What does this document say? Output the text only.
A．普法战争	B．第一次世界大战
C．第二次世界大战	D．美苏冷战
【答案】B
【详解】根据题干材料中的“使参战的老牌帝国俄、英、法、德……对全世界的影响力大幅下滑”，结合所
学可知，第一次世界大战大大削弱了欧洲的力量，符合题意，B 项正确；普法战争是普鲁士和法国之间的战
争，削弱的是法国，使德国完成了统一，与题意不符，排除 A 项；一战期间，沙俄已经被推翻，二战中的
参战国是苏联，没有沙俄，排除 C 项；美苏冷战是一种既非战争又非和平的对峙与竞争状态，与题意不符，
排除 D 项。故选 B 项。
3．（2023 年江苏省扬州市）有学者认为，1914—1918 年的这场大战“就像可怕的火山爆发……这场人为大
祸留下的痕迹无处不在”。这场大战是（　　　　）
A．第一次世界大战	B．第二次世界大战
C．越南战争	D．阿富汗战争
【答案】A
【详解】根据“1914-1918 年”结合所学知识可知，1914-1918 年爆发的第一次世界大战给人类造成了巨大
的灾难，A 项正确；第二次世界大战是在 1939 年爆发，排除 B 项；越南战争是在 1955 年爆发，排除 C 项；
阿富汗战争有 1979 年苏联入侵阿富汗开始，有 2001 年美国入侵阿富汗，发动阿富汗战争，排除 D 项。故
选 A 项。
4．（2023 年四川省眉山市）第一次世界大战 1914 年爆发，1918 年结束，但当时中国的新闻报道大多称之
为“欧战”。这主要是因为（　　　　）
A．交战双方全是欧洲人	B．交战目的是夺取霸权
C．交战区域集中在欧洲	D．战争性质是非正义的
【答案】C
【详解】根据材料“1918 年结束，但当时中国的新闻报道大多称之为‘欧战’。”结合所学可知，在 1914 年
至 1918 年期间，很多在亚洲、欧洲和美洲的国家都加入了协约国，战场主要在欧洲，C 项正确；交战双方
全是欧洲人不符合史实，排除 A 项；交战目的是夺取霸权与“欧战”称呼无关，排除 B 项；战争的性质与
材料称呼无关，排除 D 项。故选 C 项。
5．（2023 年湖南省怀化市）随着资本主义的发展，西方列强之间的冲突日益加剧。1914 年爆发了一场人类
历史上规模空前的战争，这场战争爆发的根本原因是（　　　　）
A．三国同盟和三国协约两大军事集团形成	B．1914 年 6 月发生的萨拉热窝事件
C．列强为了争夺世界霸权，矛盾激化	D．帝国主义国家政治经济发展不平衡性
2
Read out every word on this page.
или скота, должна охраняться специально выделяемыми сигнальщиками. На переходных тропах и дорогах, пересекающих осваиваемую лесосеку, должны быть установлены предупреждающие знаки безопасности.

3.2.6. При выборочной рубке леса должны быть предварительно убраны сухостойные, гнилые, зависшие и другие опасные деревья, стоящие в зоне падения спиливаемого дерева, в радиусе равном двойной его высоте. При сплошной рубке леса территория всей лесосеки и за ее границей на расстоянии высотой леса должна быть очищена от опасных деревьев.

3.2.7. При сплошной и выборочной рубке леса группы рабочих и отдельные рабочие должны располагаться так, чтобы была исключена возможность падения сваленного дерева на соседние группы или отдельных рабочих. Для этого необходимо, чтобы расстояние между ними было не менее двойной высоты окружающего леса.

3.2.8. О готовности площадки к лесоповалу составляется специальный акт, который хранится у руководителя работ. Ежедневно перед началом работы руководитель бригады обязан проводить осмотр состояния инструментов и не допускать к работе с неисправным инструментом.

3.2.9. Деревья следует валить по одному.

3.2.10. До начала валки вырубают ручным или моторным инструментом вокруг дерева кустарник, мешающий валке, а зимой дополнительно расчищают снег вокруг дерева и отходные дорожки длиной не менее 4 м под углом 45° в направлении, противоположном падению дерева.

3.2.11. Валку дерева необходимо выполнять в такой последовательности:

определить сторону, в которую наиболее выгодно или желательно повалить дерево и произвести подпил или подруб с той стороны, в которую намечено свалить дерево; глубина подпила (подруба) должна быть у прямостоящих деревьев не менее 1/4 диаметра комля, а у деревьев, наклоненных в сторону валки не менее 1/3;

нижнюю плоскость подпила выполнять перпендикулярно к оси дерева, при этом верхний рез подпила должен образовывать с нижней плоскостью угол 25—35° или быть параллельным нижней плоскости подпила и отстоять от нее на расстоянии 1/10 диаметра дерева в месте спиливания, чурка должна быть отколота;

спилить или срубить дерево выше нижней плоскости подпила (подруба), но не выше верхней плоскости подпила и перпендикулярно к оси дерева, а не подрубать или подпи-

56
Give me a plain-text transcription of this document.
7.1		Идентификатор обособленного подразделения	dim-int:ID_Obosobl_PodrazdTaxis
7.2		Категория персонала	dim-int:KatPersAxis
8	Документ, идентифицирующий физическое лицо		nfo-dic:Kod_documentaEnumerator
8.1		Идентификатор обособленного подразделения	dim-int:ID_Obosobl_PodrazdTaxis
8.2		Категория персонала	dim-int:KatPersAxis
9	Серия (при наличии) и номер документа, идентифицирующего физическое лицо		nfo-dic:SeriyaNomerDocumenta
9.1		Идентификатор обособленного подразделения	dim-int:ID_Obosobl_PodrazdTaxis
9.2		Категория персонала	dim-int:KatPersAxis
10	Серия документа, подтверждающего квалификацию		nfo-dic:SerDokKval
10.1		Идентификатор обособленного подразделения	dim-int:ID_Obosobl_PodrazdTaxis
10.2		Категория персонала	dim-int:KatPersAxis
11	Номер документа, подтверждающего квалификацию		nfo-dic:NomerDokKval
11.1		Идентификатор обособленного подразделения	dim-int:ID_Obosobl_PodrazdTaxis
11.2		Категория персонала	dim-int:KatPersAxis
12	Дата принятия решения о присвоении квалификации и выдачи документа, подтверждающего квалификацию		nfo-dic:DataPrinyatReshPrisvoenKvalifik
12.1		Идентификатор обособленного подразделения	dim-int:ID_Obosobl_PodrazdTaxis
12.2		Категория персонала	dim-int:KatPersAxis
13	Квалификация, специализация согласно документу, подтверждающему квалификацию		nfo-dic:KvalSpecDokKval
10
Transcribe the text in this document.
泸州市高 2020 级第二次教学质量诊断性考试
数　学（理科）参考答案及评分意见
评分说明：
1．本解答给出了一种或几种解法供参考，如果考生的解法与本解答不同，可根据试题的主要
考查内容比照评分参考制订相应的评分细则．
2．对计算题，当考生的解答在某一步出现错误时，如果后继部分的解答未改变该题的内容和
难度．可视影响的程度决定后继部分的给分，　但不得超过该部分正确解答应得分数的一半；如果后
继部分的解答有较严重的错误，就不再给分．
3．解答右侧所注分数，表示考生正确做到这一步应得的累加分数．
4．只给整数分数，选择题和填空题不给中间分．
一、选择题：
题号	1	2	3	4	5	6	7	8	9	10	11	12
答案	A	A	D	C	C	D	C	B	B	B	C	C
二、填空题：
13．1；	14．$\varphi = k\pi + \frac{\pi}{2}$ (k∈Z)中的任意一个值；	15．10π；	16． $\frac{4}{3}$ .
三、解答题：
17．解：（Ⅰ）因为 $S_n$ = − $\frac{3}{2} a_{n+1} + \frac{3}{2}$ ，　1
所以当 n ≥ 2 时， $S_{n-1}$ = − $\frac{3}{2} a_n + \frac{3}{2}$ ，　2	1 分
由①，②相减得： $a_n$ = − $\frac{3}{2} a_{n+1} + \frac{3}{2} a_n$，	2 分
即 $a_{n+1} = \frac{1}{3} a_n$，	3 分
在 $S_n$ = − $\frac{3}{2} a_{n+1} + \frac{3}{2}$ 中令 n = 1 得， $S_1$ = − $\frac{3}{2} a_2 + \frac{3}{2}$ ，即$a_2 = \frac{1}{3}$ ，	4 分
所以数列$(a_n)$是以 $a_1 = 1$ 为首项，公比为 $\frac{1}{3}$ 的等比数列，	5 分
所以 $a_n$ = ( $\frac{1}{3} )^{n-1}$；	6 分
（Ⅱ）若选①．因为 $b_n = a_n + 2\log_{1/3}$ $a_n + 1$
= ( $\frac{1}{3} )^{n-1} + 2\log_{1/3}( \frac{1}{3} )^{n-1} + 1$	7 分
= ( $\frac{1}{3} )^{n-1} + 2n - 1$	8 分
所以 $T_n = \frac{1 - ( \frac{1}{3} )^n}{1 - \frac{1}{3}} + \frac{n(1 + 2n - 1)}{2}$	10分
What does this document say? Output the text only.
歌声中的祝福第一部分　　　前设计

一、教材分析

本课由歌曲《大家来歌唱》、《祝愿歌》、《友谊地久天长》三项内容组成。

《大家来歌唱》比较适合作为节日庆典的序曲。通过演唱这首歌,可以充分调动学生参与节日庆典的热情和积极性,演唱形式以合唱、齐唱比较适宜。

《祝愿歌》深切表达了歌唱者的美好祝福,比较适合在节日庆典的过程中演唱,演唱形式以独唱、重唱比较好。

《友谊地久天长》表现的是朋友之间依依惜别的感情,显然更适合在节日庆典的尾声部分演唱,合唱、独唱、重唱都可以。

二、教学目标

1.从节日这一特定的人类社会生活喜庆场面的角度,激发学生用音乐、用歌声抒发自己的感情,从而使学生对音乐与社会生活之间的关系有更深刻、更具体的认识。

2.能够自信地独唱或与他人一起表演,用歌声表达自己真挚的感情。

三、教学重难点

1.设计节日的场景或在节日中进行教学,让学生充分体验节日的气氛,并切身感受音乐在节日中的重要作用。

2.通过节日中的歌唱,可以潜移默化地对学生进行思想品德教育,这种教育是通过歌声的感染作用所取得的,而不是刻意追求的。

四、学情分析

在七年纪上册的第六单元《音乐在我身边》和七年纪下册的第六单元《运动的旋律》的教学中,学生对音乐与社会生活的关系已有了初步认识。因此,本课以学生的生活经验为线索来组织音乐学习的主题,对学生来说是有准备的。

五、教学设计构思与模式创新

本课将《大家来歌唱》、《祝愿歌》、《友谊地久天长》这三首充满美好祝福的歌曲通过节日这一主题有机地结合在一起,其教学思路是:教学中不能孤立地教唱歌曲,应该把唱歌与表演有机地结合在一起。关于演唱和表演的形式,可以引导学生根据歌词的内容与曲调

────────────────────────────────────────

Check each line of the entries above, and show every one holding the word "与题意不符".

▶ _SOLUTION TO THIS EXERCISE_
争，削弱的是法国，使德国完成了统一，与题意不符，排除 A 项；一战期间，沙俄已经被推翻，二战中的
参战国是苏联，没有沙俄，排除 C 项；美苏冷战是一种既非战争又非和平的对峙与竞争状态，与题意不符，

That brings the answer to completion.